Given problem:
Copy all lines holding the word "ylabel" from the entries.

>>>

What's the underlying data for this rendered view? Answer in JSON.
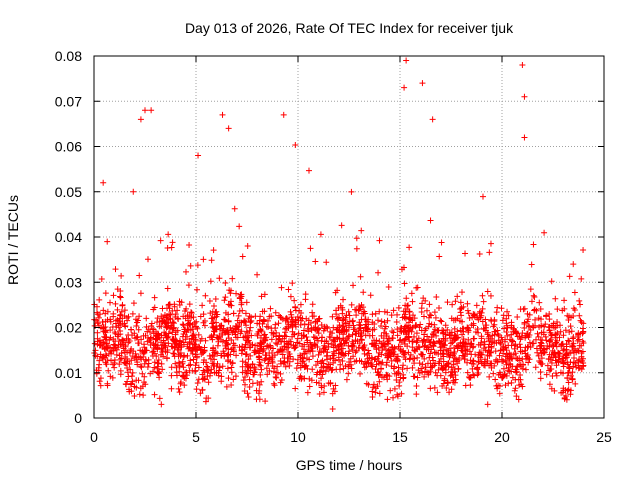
{
  "chart_data": {
    "type": "scatter",
    "title": "Day 013 of 2026, Rate Of TEC Index for receiver tjuk",
    "xlabel": "GPS time / hours",
    "ylabel": "ROTI / TECUs",
    "xlim": [
      0,
      25
    ],
    "ylim": [
      0,
      0.08
    ],
    "x_ticks": [
      0,
      5,
      10,
      15,
      20,
      25
    ],
    "x_tick_labels": [
      "0",
      "5",
      "10",
      "15",
      "20",
      "25"
    ],
    "y_ticks": [
      0,
      0.01,
      0.02,
      0.03,
      0.04,
      0.05,
      0.06,
      0.07,
      0.08
    ],
    "y_tick_labels": [
      "0",
      "0.01",
      "0.02",
      "0.03",
      "0.04",
      "0.05",
      "0.06",
      "0.07",
      "0.08"
    ],
    "grid": true,
    "marker": "plus",
    "color": "#ff0000",
    "series": [
      {
        "name": "ROTI",
        "x_range": [
          0,
          24
        ],
        "points_per_hour": 380,
        "typical_min": 0.006,
        "typical_max": 0.03,
        "median": 0.016,
        "notable_points": [
          {
            "x": 0.45,
            "y": 0.052
          },
          {
            "x": 2.3,
            "y": 0.066
          },
          {
            "x": 2.5,
            "y": 0.068
          },
          {
            "x": 2.8,
            "y": 0.068
          },
          {
            "x": 3.3,
            "y": 0.003
          },
          {
            "x": 5.1,
            "y": 0.058
          },
          {
            "x": 6.3,
            "y": 0.067
          },
          {
            "x": 6.6,
            "y": 0.064
          },
          {
            "x": 9.3,
            "y": 0.067
          },
          {
            "x": 11.7,
            "y": 0.002
          },
          {
            "x": 15.3,
            "y": 0.079
          },
          {
            "x": 15.2,
            "y": 0.073
          },
          {
            "x": 16.1,
            "y": 0.074
          },
          {
            "x": 16.6,
            "y": 0.066
          },
          {
            "x": 19.3,
            "y": 0.003
          },
          {
            "x": 21.0,
            "y": 0.078
          },
          {
            "x": 21.1,
            "y": 0.071
          },
          {
            "x": 21.1,
            "y": 0.062
          }
        ]
      }
    ]
  }
}
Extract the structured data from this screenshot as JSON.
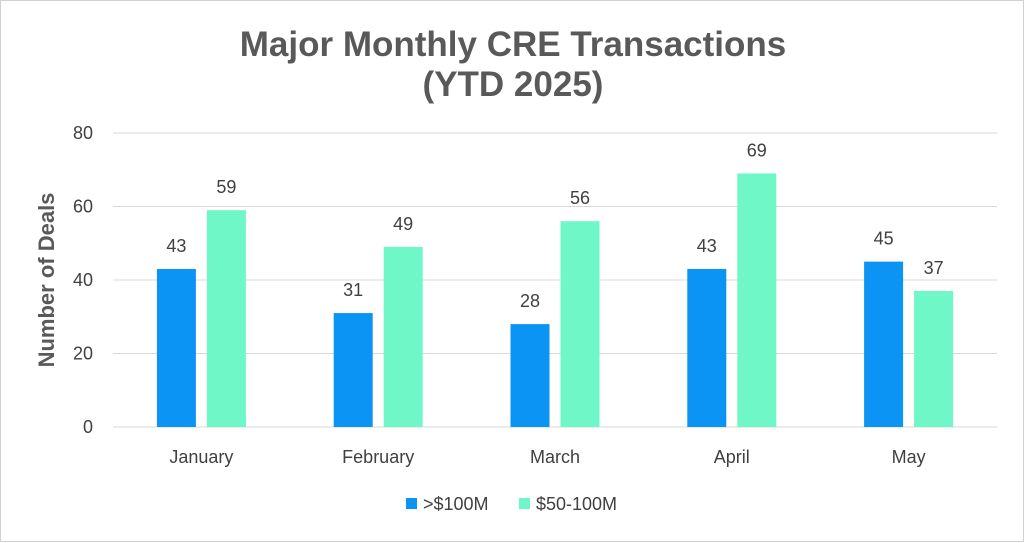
{
  "chart_data": {
    "type": "bar",
    "title": [
      "Major Monthly CRE Transactions",
      "(YTD 2025)"
    ],
    "xlabel": "",
    "ylabel": "Number of Deals",
    "categories": [
      "January",
      "February",
      "March",
      "April",
      "May"
    ],
    "series": [
      {
        "name": ">$100M",
        "values": [
          43,
          31,
          28,
          43,
          45
        ],
        "color": "#0B94F4"
      },
      {
        "name": "$50-100M",
        "values": [
          59,
          49,
          56,
          69,
          37
        ],
        "color": "#6FF7C8"
      }
    ],
    "ylim": [
      0,
      80
    ],
    "yticks": [
      0,
      20,
      40,
      60,
      80
    ],
    "grid": true,
    "data_labels": true,
    "legend_position": "bottom",
    "gridline_color": "#d9d9d9"
  }
}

<<<

Response:
    "ylabel": "ROTI / TECUs",
    "ylabel": "Number of Deals",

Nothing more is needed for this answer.